Data entries for graphics

····················

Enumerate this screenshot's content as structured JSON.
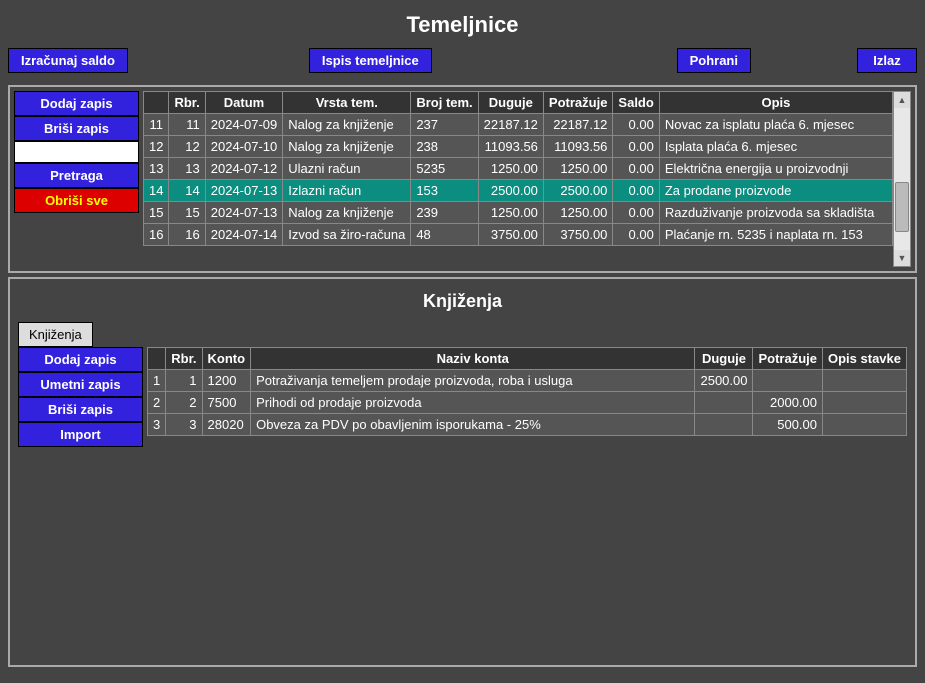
{
  "title": "Temeljnice",
  "toolbar": {
    "calc": "Izračunaj saldo",
    "print": "Ispis temeljnice",
    "save": "Pohrani",
    "exit": "Izlaz"
  },
  "upper": {
    "side": {
      "add": "Dodaj zapis",
      "del": "Briši zapis",
      "search": "Pretraga",
      "delall": "Obriši sve"
    },
    "headers": {
      "rbr": "Rbr.",
      "datum": "Datum",
      "vrsta": "Vrsta tem.",
      "broj": "Broj tem.",
      "duguje": "Duguje",
      "potrazuje": "Potražuje",
      "saldo": "Saldo",
      "opis": "Opis"
    },
    "rows": [
      {
        "handle": "11",
        "rbr": "11",
        "datum": "2024-07-09",
        "vrsta": "Nalog za knjiženje",
        "broj": "237",
        "duguje": "22187.12",
        "potrazuje": "22187.12",
        "saldo": "0.00",
        "opis": "Novac za isplatu plaća 6. mjesec",
        "selected": false
      },
      {
        "handle": "12",
        "rbr": "12",
        "datum": "2024-07-10",
        "vrsta": "Nalog za knjiženje",
        "broj": "238",
        "duguje": "11093.56",
        "potrazuje": "11093.56",
        "saldo": "0.00",
        "opis": "Isplata plaća 6. mjesec",
        "selected": false
      },
      {
        "handle": "13",
        "rbr": "13",
        "datum": "2024-07-12",
        "vrsta": "Ulazni račun",
        "broj": "5235",
        "duguje": "1250.00",
        "potrazuje": "1250.00",
        "saldo": "0.00",
        "opis": "Električna energija u proizvodnji",
        "selected": false
      },
      {
        "handle": "14",
        "rbr": "14",
        "datum": "2024-07-13",
        "vrsta": "Izlazni račun",
        "broj": "153",
        "duguje": "2500.00",
        "potrazuje": "2500.00",
        "saldo": "0.00",
        "opis": "Za prodane proizvode",
        "selected": true
      },
      {
        "handle": "15",
        "rbr": "15",
        "datum": "2024-07-13",
        "vrsta": "Nalog za knjiženje",
        "broj": "239",
        "duguje": "1250.00",
        "potrazuje": "1250.00",
        "saldo": "0.00",
        "opis": "Razduživanje proizvoda sa skladišta",
        "selected": false
      },
      {
        "handle": "16",
        "rbr": "16",
        "datum": "2024-07-14",
        "vrsta": "Izvod sa žiro-računa",
        "broj": "48",
        "duguje": "3750.00",
        "potrazuje": "3750.00",
        "saldo": "0.00",
        "opis": "Plaćanje rn. 5235 i naplata rn. 153",
        "selected": false
      }
    ]
  },
  "lower": {
    "title": "Knjiženja",
    "tab": "Knjiženja",
    "side": {
      "add": "Dodaj zapis",
      "insert": "Umetni zapis",
      "del": "Briši zapis",
      "import": "Import"
    },
    "headers": {
      "rbr": "Rbr.",
      "konto": "Konto",
      "naziv": "Naziv konta",
      "duguje": "Duguje",
      "potrazuje": "Potražuje",
      "opis": "Opis stavke"
    },
    "rows": [
      {
        "handle": "1",
        "rbr": "1",
        "konto": "1200",
        "naziv": "Potraživanja temeljem prodaje proizvoda, roba i usluga",
        "duguje": "2500.00",
        "potrazuje": "",
        "opis": ""
      },
      {
        "handle": "2",
        "rbr": "2",
        "konto": "7500",
        "naziv": "Prihodi od prodaje proizvoda",
        "duguje": "",
        "potrazuje": "2000.00",
        "opis": ""
      },
      {
        "handle": "3",
        "rbr": "3",
        "konto": "28020",
        "naziv": "Obveza za PDV po obavljenim isporukama - 25%",
        "duguje": "",
        "potrazuje": "500.00",
        "opis": ""
      }
    ]
  },
  "colors": {
    "bg": "#444444",
    "panel_border": "#aaaaaa",
    "btn_bg": "#3322dd",
    "btn_red_bg": "#dd0000",
    "btn_red_fg": "#ffff00",
    "th_bg": "#333333",
    "td_bg": "#555555",
    "selected_bg": "#0b8d80",
    "cell_border": "#888888",
    "tab_bg": "#dddddd"
  }
}
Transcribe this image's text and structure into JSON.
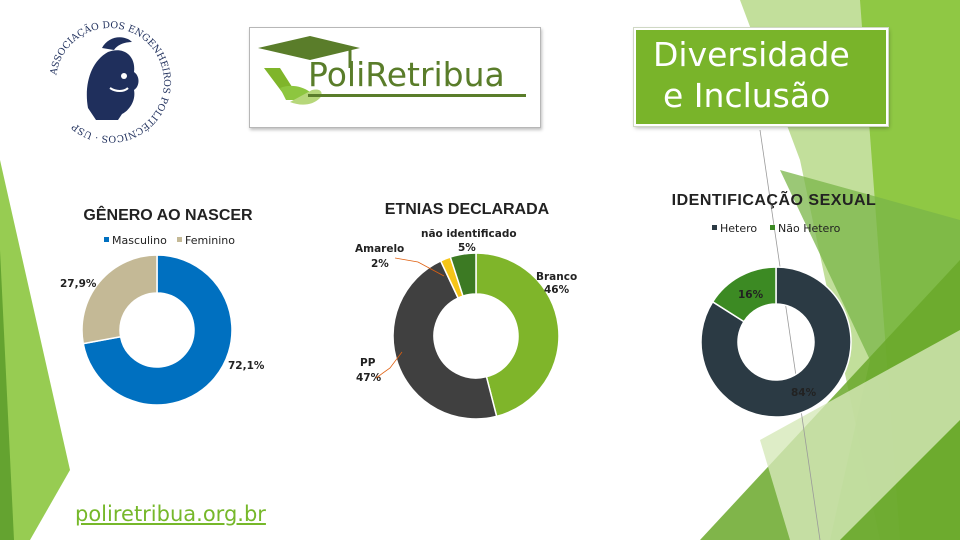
{
  "header": {
    "title_line1": "Diversidade",
    "title_line2": "e Inclusão"
  },
  "logos": {
    "seal_text": "ASSOCIAÇÃO DOS ENGENHEIROS POLITÉCNICOS · USP",
    "brand_text": "PoliRetribua"
  },
  "footer": {
    "link": "poliretribua.org.br"
  },
  "colors": {
    "accent_green": "#79b42a",
    "dark_green": "#3c7a23",
    "blue": "#0070c0",
    "beige": "#c4b996",
    "dark_gray": "#404040",
    "light_green": "#7fb52a",
    "yellow": "#f5c518",
    "slate": "#2b3a44"
  },
  "chart_data": [
    {
      "type": "pie",
      "title": "GÊNERO AO NASCER",
      "legend_position": "top",
      "categories": [
        "Masculino",
        "Feminino"
      ],
      "values": [
        72.1,
        27.9
      ],
      "labels": [
        "72,1%",
        "27,9%"
      ],
      "colors": [
        "#0070c0",
        "#c4b996"
      ]
    },
    {
      "type": "pie",
      "title": "ETNIAS DECLARADA",
      "legend_position": "none",
      "categories": [
        "Branco",
        "PP",
        "Amarelo",
        "não identificado"
      ],
      "values": [
        46,
        47,
        2,
        5
      ],
      "labels": [
        "46%",
        "47%",
        "2%",
        "5%"
      ],
      "colors": [
        "#7fb52a",
        "#404040",
        "#f5c518",
        "#3c7a23"
      ]
    },
    {
      "type": "pie",
      "title": "IDENTIFICAÇÃO SEXUAL",
      "legend_position": "top",
      "categories": [
        "Hetero",
        "Não Hetero"
      ],
      "values": [
        84,
        16
      ],
      "labels": [
        "84%",
        "16%"
      ],
      "colors": [
        "#2b3a44",
        "#3c8a23"
      ]
    }
  ]
}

····················

_TASK TO COMPLETE_.
Would you return the data exactly as written, without the pictures?

_COMPLETED EXERCISE_.
Enumerate this screenshot's content as structured JSON.
{
  "title": "Temeljnice",
  "toolbar": {
    "calc": "Izračunaj saldo",
    "print": "Ispis temeljnice",
    "save": "Pohrani",
    "exit": "Izlaz"
  },
  "upper": {
    "side": {
      "add": "Dodaj zapis",
      "del": "Briši zapis",
      "search": "Pretraga",
      "delall": "Obriši sve"
    },
    "headers": {
      "rbr": "Rbr.",
      "datum": "Datum",
      "vrsta": "Vrsta tem.",
      "broj": "Broj tem.",
      "duguje": "Duguje",
      "potrazuje": "Potražuje",
      "saldo": "Saldo",
      "opis": "Opis"
    },
    "rows": [
      {
        "handle": "11",
        "rbr": "11",
        "datum": "2024-07-09",
        "vrsta": "Nalog za knjiženje",
        "broj": "237",
        "duguje": "22187.12",
        "potrazuje": "22187.12",
        "saldo": "0.00",
        "opis": "Novac za isplatu plaća 6. mjesec",
        "selected": false
      },
      {
        "handle": "12",
        "rbr": "12",
        "datum": "2024-07-10",
        "vrsta": "Nalog za knjiženje",
        "broj": "238",
        "duguje": "11093.56",
        "potrazuje": "11093.56",
        "saldo": "0.00",
        "opis": "Isplata plaća 6. mjesec",
        "selected": false
      },
      {
        "handle": "13",
        "rbr": "13",
        "datum": "2024-07-12",
        "vrsta": "Ulazni račun",
        "broj": "5235",
        "duguje": "1250.00",
        "potrazuje": "1250.00",
        "saldo": "0.00",
        "opis": "Električna energija u proizvodnji",
        "selected": false
      },
      {
        "handle": "14",
        "rbr": "14",
        "datum": "2024-07-13",
        "vrsta": "Izlazni račun",
        "broj": "153",
        "duguje": "2500.00",
        "potrazuje": "2500.00",
        "saldo": "0.00",
        "opis": "Za prodane proizvode",
        "selected": true
      },
      {
        "handle": "15",
        "rbr": "15",
        "datum": "2024-07-13",
        "vrsta": "Nalog za knjiženje",
        "broj": "239",
        "duguje": "1250.00",
        "potrazuje": "1250.00",
        "saldo": "0.00",
        "opis": "Razduživanje proizvoda sa skladišta",
        "selected": false
      },
      {
        "handle": "16",
        "rbr": "16",
        "datum": "2024-07-14",
        "vrsta": "Izvod sa žiro-računa",
        "broj": "48",
        "duguje": "3750.00",
        "potrazuje": "3750.00",
        "saldo": "0.00",
        "opis": "Plaćanje rn. 5235 i naplata rn. 153",
        "selected": false
      }
    ]
  },
  "lower": {
    "title": "Knjiženja",
    "tab": "Knjiženja",
    "side": {
      "add": "Dodaj zapis",
      "insert": "Umetni zapis",
      "del": "Briši zapis",
      "import": "Import"
    },
    "headers": {
      "rbr": "Rbr.",
      "konto": "Konto",
      "naziv": "Naziv konta",
      "duguje": "Duguje",
      "potrazuje": "Potražuje",
      "opis": "Opis stavke"
    },
    "rows": [
      {
        "handle": "1",
        "rbr": "1",
        "konto": "1200",
        "naziv": "Potraživanja temeljem prodaje proizvoda, roba i usluga",
        "duguje": "2500.00",
        "potrazuje": "",
        "opis": ""
      },
      {
        "handle": "2",
        "rbr": "2",
        "konto": "7500",
        "naziv": "Prihodi od prodaje proizvoda",
        "duguje": "",
        "potrazuje": "2000.00",
        "opis": ""
      },
      {
        "handle": "3",
        "rbr": "3",
        "konto": "28020",
        "naziv": "Obveza za PDV po obavljenim isporukama - 25%",
        "duguje": "",
        "potrazuje": "500.00",
        "opis": ""
      }
    ]
  },
  "colors": {
    "bg": "#444444",
    "panel_border": "#aaaaaa",
    "btn_bg": "#3322dd",
    "btn_red_bg": "#dd0000",
    "btn_red_fg": "#ffff00",
    "th_bg": "#333333",
    "td_bg": "#555555",
    "selected_bg": "#0b8d80",
    "cell_border": "#888888",
    "tab_bg": "#dddddd"
  }
}
Transcribe this image's text and structure into JSON.
{
  "header": {
    "title_line1": "Diversidade",
    "title_line2": "e Inclusão"
  },
  "logos": {
    "seal_text": "ASSOCIAÇÃO DOS ENGENHEIROS POLITÉCNICOS · USP",
    "brand_text": "PoliRetribua"
  },
  "footer": {
    "link": "poliretribua.org.br"
  },
  "colors": {
    "accent_green": "#79b42a",
    "dark_green": "#3c7a23",
    "blue": "#0070c0",
    "beige": "#c4b996",
    "dark_gray": "#404040",
    "light_green": "#7fb52a",
    "yellow": "#f5c518",
    "slate": "#2b3a44"
  },
  "chart_data": [
    {
      "type": "pie",
      "title": "GÊNERO AO NASCER",
      "legend_position": "top",
      "categories": [
        "Masculino",
        "Feminino"
      ],
      "values": [
        72.1,
        27.9
      ],
      "labels": [
        "72,1%",
        "27,9%"
      ],
      "colors": [
        "#0070c0",
        "#c4b996"
      ]
    },
    {
      "type": "pie",
      "title": "ETNIAS DECLARADA",
      "legend_position": "none",
      "categories": [
        "Branco",
        "PP",
        "Amarelo",
        "não identificado"
      ],
      "values": [
        46,
        47,
        2,
        5
      ],
      "labels": [
        "46%",
        "47%",
        "2%",
        "5%"
      ],
      "colors": [
        "#7fb52a",
        "#404040",
        "#f5c518",
        "#3c7a23"
      ]
    },
    {
      "type": "pie",
      "title": "IDENTIFICAÇÃO SEXUAL",
      "legend_position": "top",
      "categories": [
        "Hetero",
        "Não Hetero"
      ],
      "values": [
        84,
        16
      ],
      "labels": [
        "84%",
        "16%"
      ],
      "colors": [
        "#2b3a44",
        "#3c8a23"
      ]
    }
  ]
}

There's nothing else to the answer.